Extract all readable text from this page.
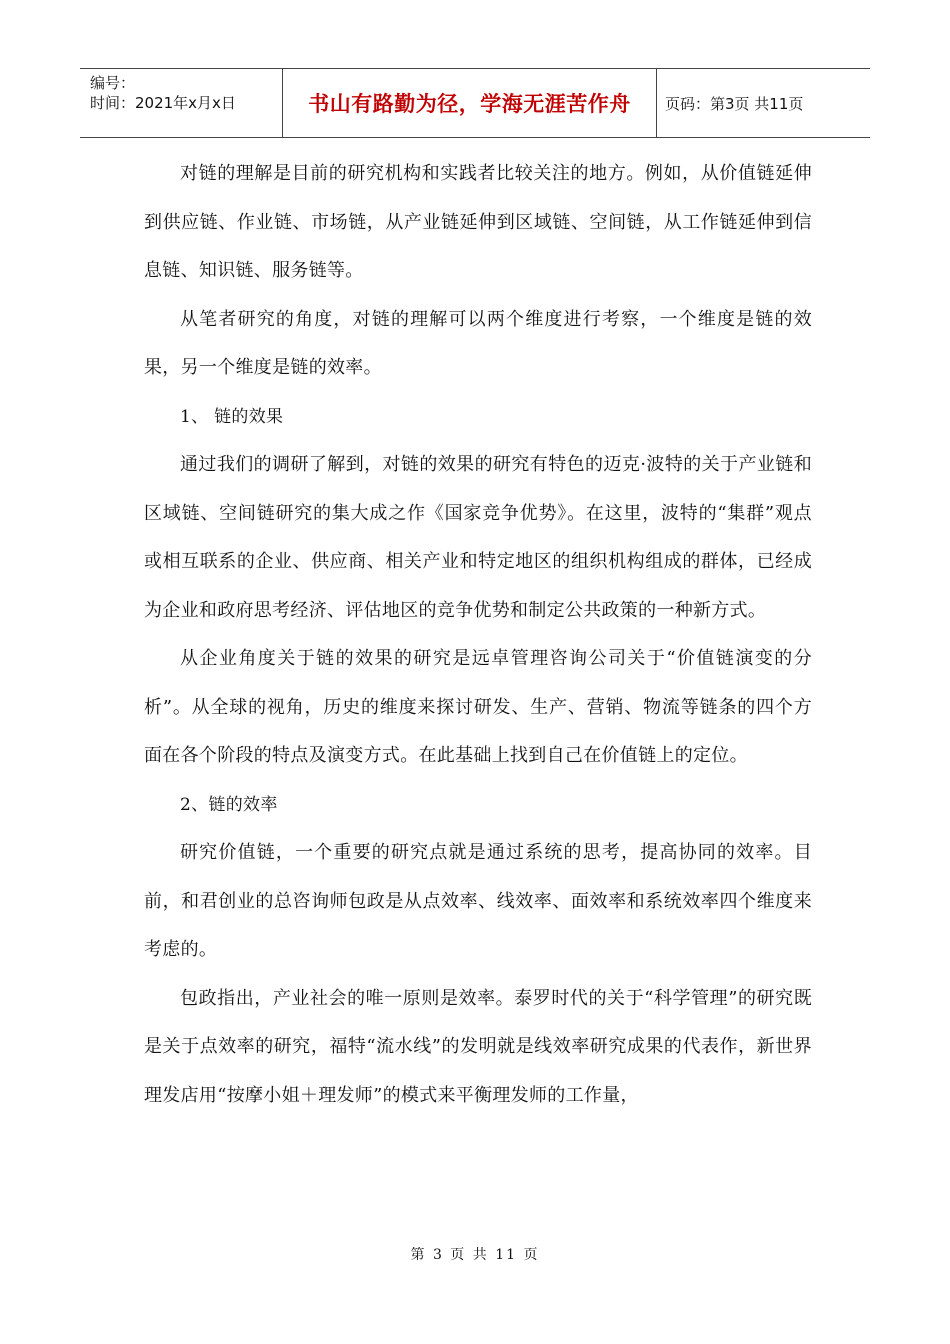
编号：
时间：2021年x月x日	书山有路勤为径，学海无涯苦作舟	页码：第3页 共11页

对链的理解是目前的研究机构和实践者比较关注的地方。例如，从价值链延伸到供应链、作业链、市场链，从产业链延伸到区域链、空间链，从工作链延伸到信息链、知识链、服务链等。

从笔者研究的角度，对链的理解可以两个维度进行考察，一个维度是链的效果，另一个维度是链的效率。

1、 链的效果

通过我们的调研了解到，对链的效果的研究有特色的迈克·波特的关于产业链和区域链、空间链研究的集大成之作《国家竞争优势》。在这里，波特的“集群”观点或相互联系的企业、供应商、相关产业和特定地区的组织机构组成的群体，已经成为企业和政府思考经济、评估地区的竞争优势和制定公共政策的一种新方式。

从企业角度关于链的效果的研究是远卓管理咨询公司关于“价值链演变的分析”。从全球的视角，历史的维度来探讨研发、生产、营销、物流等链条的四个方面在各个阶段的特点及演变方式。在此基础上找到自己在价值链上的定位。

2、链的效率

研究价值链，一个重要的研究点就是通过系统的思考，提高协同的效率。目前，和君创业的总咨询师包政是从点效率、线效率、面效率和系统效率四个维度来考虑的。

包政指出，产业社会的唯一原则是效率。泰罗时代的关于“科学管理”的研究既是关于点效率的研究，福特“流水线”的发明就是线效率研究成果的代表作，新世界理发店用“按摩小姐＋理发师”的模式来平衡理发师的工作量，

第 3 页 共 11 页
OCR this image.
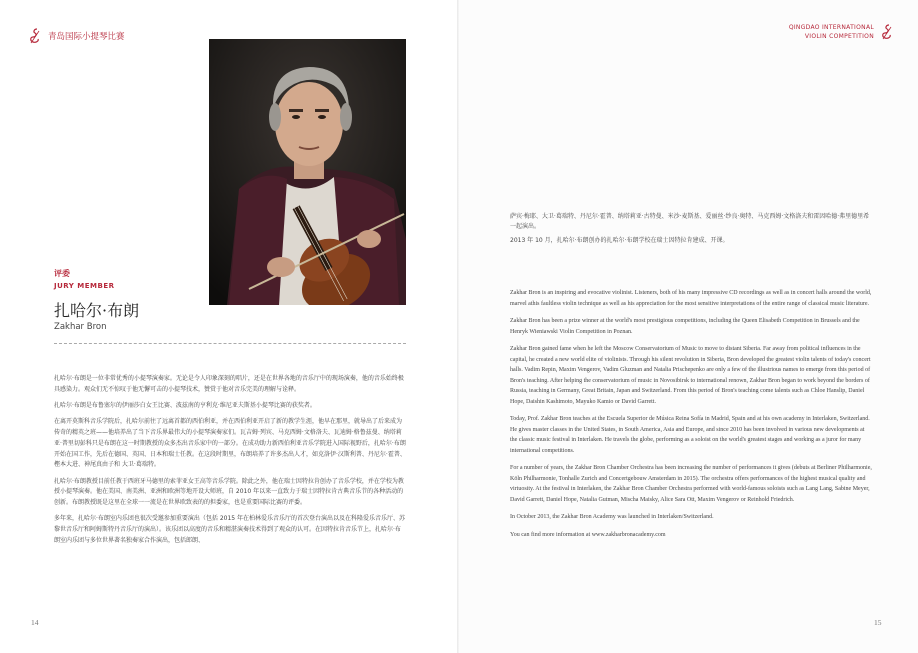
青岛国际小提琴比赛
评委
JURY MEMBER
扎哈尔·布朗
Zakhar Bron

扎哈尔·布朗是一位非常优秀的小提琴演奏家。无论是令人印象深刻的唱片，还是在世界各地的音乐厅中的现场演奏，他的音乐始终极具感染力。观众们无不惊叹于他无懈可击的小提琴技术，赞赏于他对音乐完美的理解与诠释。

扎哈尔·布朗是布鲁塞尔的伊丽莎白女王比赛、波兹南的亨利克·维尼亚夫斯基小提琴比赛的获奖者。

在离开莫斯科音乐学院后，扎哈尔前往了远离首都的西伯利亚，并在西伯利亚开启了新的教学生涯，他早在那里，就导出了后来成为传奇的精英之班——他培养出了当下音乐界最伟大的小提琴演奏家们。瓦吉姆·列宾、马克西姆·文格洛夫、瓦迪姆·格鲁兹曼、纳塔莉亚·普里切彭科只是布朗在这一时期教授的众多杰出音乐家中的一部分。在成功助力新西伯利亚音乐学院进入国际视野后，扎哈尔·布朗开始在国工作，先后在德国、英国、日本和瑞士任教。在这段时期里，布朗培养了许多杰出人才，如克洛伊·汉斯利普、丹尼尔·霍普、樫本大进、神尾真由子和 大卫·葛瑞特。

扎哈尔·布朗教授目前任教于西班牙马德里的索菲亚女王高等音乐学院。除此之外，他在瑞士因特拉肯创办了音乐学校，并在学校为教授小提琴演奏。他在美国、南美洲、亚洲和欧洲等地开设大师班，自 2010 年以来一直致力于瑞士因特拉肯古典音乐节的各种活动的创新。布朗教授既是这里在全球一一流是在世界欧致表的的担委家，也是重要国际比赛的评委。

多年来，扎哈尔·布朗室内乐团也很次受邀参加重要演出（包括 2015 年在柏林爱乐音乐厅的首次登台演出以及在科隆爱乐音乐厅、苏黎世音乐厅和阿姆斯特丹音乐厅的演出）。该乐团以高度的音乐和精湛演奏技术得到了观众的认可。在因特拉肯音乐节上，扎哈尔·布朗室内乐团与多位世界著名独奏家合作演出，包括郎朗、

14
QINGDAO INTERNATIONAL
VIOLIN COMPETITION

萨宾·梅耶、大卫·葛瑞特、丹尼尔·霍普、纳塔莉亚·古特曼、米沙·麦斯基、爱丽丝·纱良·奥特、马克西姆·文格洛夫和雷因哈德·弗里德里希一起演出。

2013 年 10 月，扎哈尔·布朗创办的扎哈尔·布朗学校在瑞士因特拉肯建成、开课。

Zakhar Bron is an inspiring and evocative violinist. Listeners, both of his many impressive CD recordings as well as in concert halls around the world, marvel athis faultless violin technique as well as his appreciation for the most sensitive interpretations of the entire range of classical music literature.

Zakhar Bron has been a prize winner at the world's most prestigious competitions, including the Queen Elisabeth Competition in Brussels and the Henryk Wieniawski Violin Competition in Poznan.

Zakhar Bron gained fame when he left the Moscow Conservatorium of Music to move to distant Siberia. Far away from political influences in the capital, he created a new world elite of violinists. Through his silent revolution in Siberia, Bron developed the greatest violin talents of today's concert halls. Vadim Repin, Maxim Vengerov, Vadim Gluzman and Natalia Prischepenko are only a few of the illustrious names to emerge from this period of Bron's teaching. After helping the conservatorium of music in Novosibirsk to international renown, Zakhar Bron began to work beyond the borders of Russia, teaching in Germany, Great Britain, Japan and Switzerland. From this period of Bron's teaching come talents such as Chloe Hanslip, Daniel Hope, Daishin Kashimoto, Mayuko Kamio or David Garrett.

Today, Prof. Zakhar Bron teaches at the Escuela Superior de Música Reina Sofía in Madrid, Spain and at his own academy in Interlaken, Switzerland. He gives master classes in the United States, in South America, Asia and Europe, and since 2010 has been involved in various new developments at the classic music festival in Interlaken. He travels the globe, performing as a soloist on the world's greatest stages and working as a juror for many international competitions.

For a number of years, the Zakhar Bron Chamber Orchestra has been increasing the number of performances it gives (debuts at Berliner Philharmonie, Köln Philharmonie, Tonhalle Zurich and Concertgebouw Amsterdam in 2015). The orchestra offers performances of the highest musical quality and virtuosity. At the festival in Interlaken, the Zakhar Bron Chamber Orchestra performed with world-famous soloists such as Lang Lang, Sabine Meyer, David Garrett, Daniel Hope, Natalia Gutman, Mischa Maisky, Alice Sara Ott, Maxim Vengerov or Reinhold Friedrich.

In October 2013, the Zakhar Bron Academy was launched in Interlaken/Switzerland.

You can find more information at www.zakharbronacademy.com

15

--

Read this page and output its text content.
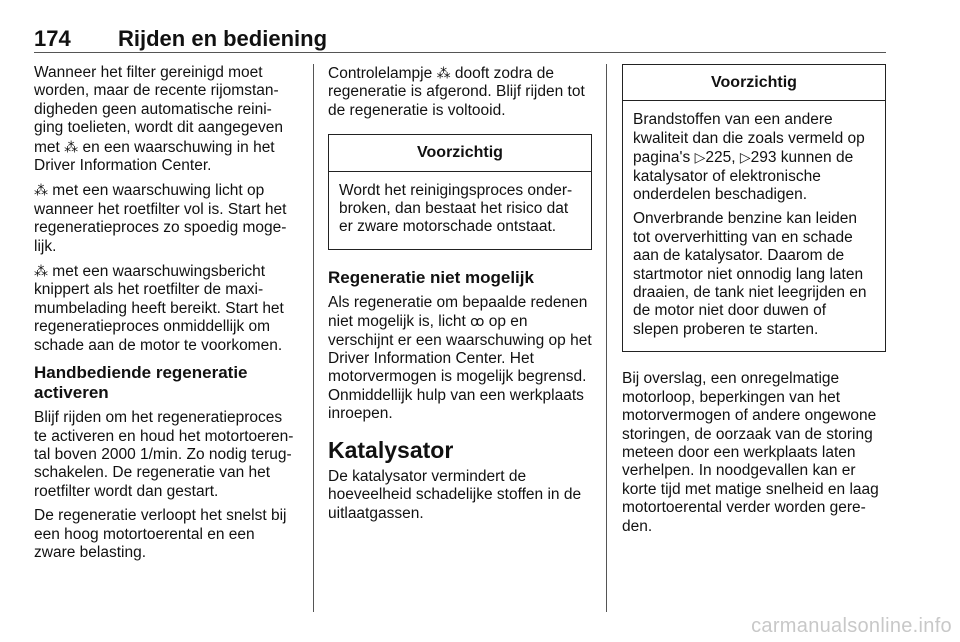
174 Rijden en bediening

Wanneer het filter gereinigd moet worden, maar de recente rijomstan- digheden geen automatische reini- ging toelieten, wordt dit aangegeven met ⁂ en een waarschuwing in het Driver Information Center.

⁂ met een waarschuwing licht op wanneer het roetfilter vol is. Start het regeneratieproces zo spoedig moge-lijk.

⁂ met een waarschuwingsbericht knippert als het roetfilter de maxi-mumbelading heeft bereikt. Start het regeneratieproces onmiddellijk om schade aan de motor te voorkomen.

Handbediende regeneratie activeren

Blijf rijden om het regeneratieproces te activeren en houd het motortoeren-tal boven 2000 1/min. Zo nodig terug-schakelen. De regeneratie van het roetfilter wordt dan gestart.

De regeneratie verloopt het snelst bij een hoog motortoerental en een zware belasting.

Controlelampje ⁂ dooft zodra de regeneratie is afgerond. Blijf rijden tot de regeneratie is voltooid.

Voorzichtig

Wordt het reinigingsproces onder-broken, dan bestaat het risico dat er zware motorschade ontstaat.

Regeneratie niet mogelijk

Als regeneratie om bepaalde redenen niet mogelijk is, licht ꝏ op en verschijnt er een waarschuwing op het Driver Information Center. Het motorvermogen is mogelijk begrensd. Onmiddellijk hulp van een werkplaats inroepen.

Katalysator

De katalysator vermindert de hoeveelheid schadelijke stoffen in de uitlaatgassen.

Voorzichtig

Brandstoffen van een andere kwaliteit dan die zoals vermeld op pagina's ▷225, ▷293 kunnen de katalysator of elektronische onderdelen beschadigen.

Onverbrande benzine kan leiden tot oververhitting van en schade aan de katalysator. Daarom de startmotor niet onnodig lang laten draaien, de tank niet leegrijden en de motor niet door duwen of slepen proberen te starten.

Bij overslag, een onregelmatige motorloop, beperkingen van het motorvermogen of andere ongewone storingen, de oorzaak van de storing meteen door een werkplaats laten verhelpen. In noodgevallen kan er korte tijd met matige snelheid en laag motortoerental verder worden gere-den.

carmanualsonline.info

Written task ▸ Scan the listing above for the word "most" and show each line where it is found.

Correct output ▸
Zakhar Bron is an inspiring and evocative violinist. Listeners, both of his many impressive CD recordings as well as in concert halls around the world, marvel athis faultless violin technique as well as his appreciation for the most sensitive interpretations of the entire range of classical music literature.
Zakhar Bron has been a prize winner at the world's most prestigious competitions, including the Queen Elisabeth Competition in Brussels and the Henryk Wieniawski Violin Competition in Poznan.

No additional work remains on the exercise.